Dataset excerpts
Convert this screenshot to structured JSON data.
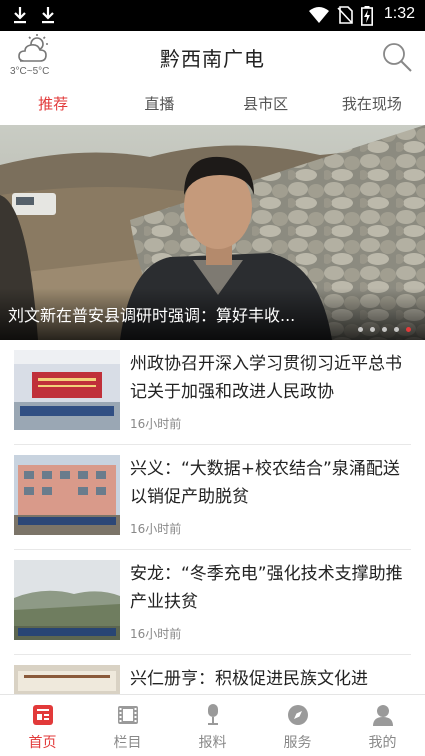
{
  "status_bar": {
    "time": "1:32",
    "icons": [
      "download-icon",
      "download-icon",
      "wifi-icon",
      "no-sim-icon",
      "battery-charging-icon"
    ]
  },
  "header": {
    "weather_icon": "cloudy-sun-icon",
    "temperature": "3°C~5°C",
    "title": "黔西南广电",
    "search_icon": "search-icon"
  },
  "tabs": [
    {
      "label": "推荐",
      "active": true
    },
    {
      "label": "直播",
      "active": false
    },
    {
      "label": "县市区",
      "active": false
    },
    {
      "label": "我在现场",
      "active": false
    }
  ],
  "banner": {
    "caption": "刘文新在普安县调研时强调：算好丰收...",
    "slide_count": 5,
    "active_slide": 5
  },
  "news": [
    {
      "title": "州政协召开深入学习贯彻习近平总书记关于加强和改进人民政协",
      "time": "16小时前"
    },
    {
      "title": "兴义：“大数据+校农结合”泉涌配送以销促产助脱贫",
      "time": "16小时前"
    },
    {
      "title": "安龙：“冬季充电”强化技术支撑助推产业扶贫",
      "time": "16小时前"
    },
    {
      "title": "兴仁册亨：积极促进民族文化进",
      "time": ""
    }
  ],
  "bottom_nav": [
    {
      "label": "首页",
      "icon": "home-news-icon",
      "active": true
    },
    {
      "label": "栏目",
      "icon": "film-icon",
      "active": false
    },
    {
      "label": "报料",
      "icon": "microphone-icon",
      "active": false
    },
    {
      "label": "服务",
      "icon": "compass-icon",
      "active": false
    },
    {
      "label": "我的",
      "icon": "user-icon",
      "active": false
    }
  ],
  "colors": {
    "accent": "#e23a3a",
    "text": "#222222",
    "muted": "#888888"
  }
}
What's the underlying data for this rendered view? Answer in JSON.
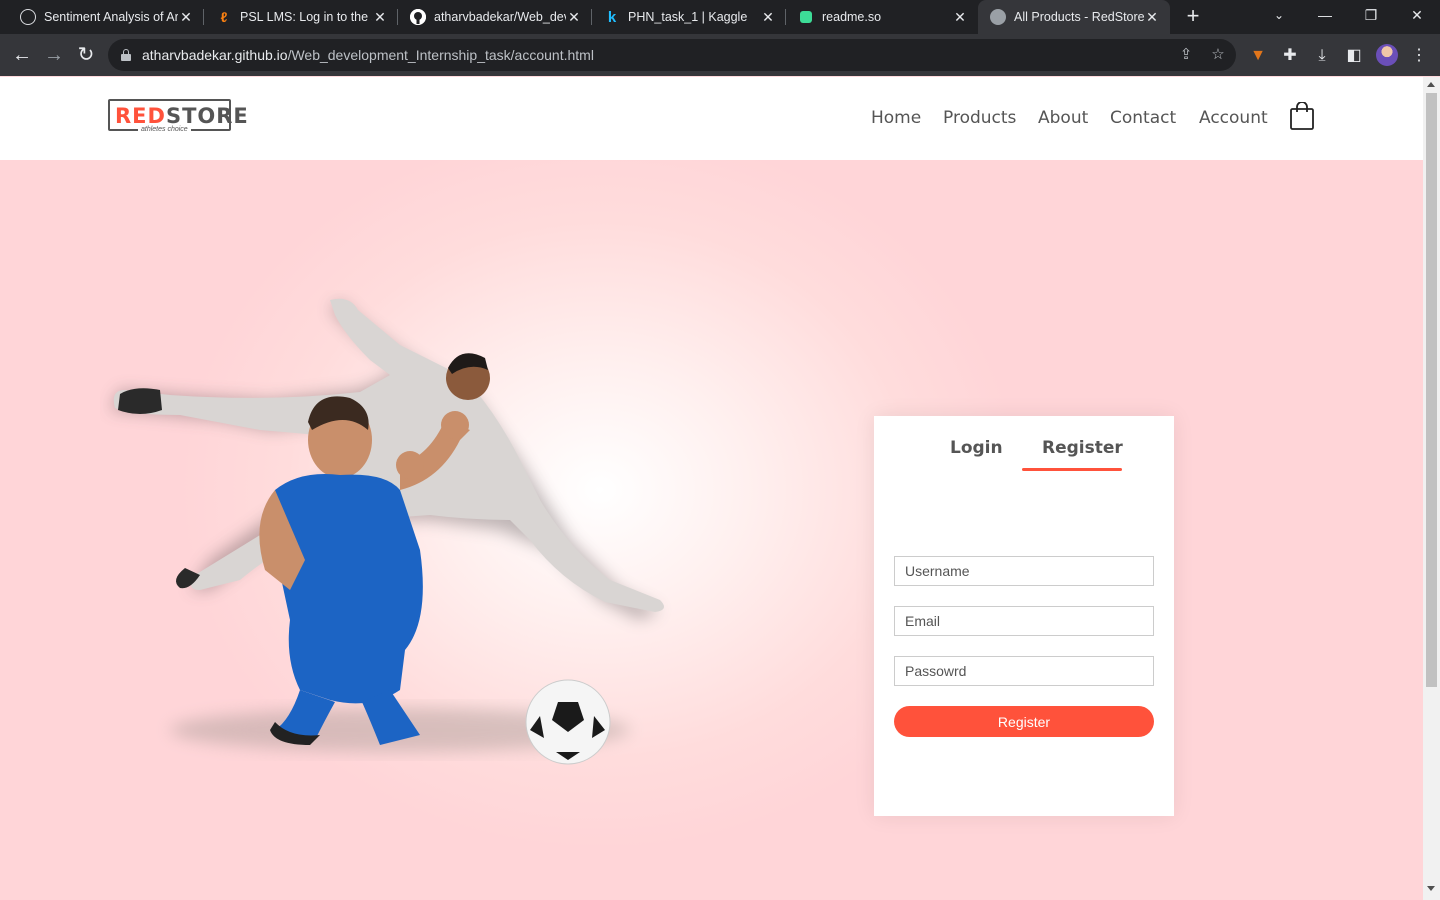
{
  "browser": {
    "tabs": [
      {
        "title": "Sentiment Analysis of Ar",
        "icon": "openai-icon",
        "color": "#ffffff"
      },
      {
        "title": "PSL LMS: Log in to the si",
        "icon": "moodle-icon",
        "color": "#f98012"
      },
      {
        "title": "atharvbadekar/Web_dev",
        "icon": "github-icon",
        "color": "#ffffff"
      },
      {
        "title": "PHN_task_1 | Kaggle",
        "icon": "kaggle-icon",
        "color": "#20beff"
      },
      {
        "title": "readme.so",
        "icon": "readme-icon",
        "color": "#3ddc97"
      },
      {
        "title": "All Products - RedStore",
        "icon": "globe-icon",
        "color": "#9aa0a6"
      }
    ],
    "url_host": "atharvbadekar.github.io",
    "url_path": "/Web_development_Internship_task/account.html"
  },
  "site": {
    "logo_text_red": "RED",
    "logo_text_rest": "STORE",
    "logo_tagline": "athletes choice",
    "nav": [
      "Home",
      "Products",
      "About",
      "Contact",
      "Account"
    ],
    "accent_color": "#ff523b"
  },
  "form": {
    "tab_login": "Login",
    "tab_register": "Register",
    "active_tab": "Register",
    "username_placeholder": "Username",
    "email_placeholder": "Email",
    "password_placeholder": "Passowrd",
    "submit_label": "Register"
  }
}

The problem >> Pictures are excluded; copy every other part of the records exactly.

Finished answer >>
Convert this screenshot to structured JSON data.
{
  "status_bar": {
    "time": "1:32",
    "icons": [
      "download-icon",
      "download-icon",
      "wifi-icon",
      "no-sim-icon",
      "battery-charging-icon"
    ]
  },
  "header": {
    "weather_icon": "cloudy-sun-icon",
    "temperature": "3°C~5°C",
    "title": "黔西南广电",
    "search_icon": "search-icon"
  },
  "tabs": [
    {
      "label": "推荐",
      "active": true
    },
    {
      "label": "直播",
      "active": false
    },
    {
      "label": "县市区",
      "active": false
    },
    {
      "label": "我在现场",
      "active": false
    }
  ],
  "banner": {
    "caption": "刘文新在普安县调研时强调：算好丰收...",
    "slide_count": 5,
    "active_slide": 5
  },
  "news": [
    {
      "title": "州政协召开深入学习贯彻习近平总书记关于加强和改进人民政协",
      "time": "16小时前"
    },
    {
      "title": "兴义：“大数据+校农结合”泉涌配送以销促产助脱贫",
      "time": "16小时前"
    },
    {
      "title": "安龙：“冬季充电”强化技术支撑助推产业扶贫",
      "time": "16小时前"
    },
    {
      "title": "兴仁册亨：积极促进民族文化进",
      "time": ""
    }
  ],
  "bottom_nav": [
    {
      "label": "首页",
      "icon": "home-news-icon",
      "active": true
    },
    {
      "label": "栏目",
      "icon": "film-icon",
      "active": false
    },
    {
      "label": "报料",
      "icon": "microphone-icon",
      "active": false
    },
    {
      "label": "服务",
      "icon": "compass-icon",
      "active": false
    },
    {
      "label": "我的",
      "icon": "user-icon",
      "active": false
    }
  ],
  "colors": {
    "accent": "#e23a3a",
    "text": "#222222",
    "muted": "#888888"
  }
}
What's the underlying data for this rendered view? Answer in JSON.
{
  "browser": {
    "tabs": [
      {
        "title": "Sentiment Analysis of Ar",
        "icon": "openai-icon",
        "color": "#ffffff"
      },
      {
        "title": "PSL LMS: Log in to the si",
        "icon": "moodle-icon",
        "color": "#f98012"
      },
      {
        "title": "atharvbadekar/Web_dev",
        "icon": "github-icon",
        "color": "#ffffff"
      },
      {
        "title": "PHN_task_1 | Kaggle",
        "icon": "kaggle-icon",
        "color": "#20beff"
      },
      {
        "title": "readme.so",
        "icon": "readme-icon",
        "color": "#3ddc97"
      },
      {
        "title": "All Products - RedStore",
        "icon": "globe-icon",
        "color": "#9aa0a6"
      }
    ],
    "url_host": "atharvbadekar.github.io",
    "url_path": "/Web_development_Internship_task/account.html"
  },
  "site": {
    "logo_text_red": "RED",
    "logo_text_rest": "STORE",
    "logo_tagline": "athletes choice",
    "nav": [
      "Home",
      "Products",
      "About",
      "Contact",
      "Account"
    ],
    "accent_color": "#ff523b"
  },
  "form": {
    "tab_login": "Login",
    "tab_register": "Register",
    "active_tab": "Register",
    "username_placeholder": "Username",
    "email_placeholder": "Email",
    "password_placeholder": "Passowrd",
    "submit_label": "Register"
  }
}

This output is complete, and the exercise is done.